▶ _演習の課題_:
a) 混成差動歯車装置に関する文書では、この装置の課題として何を図ることが挙げられていますか。
b) 混成差動歯車装置に関する文書を、最後の文の後から書き足してください。

──────── 文書 ────────

説明

混成差動歯車装置

【課題】装置全体の小型・軽量化を図ることができる混成差動歯車装置を提供する。
【解決手段】遊星歯車5,太陽歯車6及び内歯車7を有し、車両の駆動力を前輪側及び後輪側に分配する第1プラネタリギヤ式差動装置2と、第1プラネタリギヤ式差動装置2によって分配された分配駆動力を内歯車7から受ける内歯車12、内歯車12からの入力を受ける太陽歯車15及びキャリア51を有し、前輪側又は後輪側の左右輪に分配駆動力を分配する第2プラネタリギヤ式差動装置3と、第1プラネタリギヤ式差動装置2及び第2プラネタリギヤ式差動装置3を収容するデフケース4とを備え、第2プラネタリギヤ式差動装置3は、内歯車12が第1プラネタリギヤ式差動装置3の内歯車7に一体に設けられている。

──────── データ部分 ────────

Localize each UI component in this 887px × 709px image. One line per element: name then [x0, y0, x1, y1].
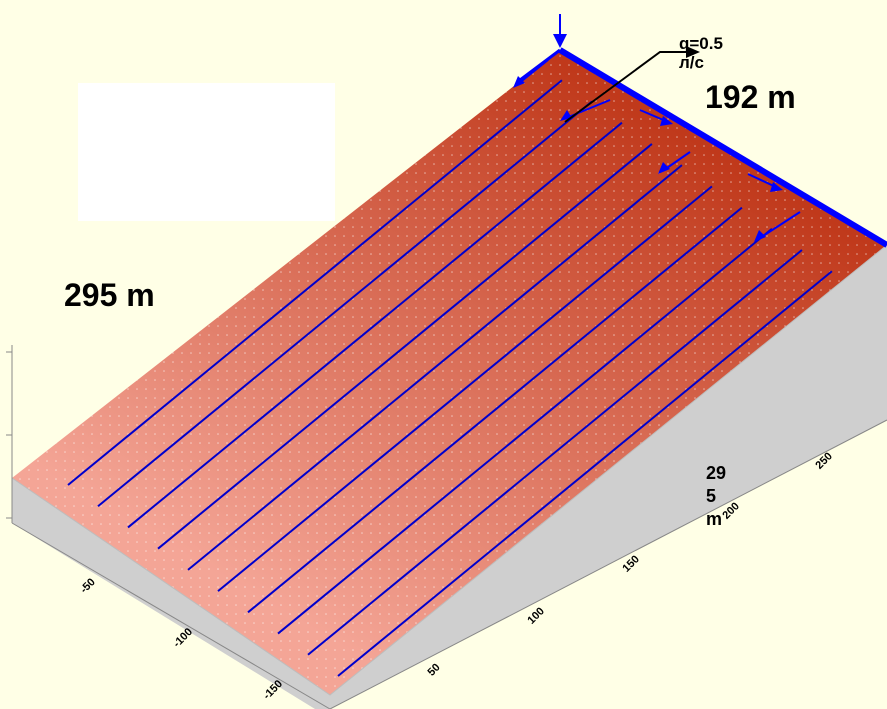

────────

▶ _演習の結果_:
a) 装置全体の小型・軽量化を図ることです。

b)
【発明の詳細な説明】
【技術分野】
【0001】
本発明は、混成差動歯車装置に関し、特にプラネタリギヤ式差動装置を備えた混成差動歯車装置に関する。
【背景技術】
【0002】
従来の混成差動歯車装置として、例えば2つの差動歯車装置を車軸方向に互いに並列して配置されたものがある(特許文献1)。
【0003】
この混成差動歯車装置は、プラネタリギヤ式差動装置からなるセンターデフとしての第1差動歯車装置と、ベベルギヤ式差動装置からなるフロントデフとしての第2差動歯車装置と、第1差動歯車装置及び第2差動歯車装置を収容するデフケースとを備えている。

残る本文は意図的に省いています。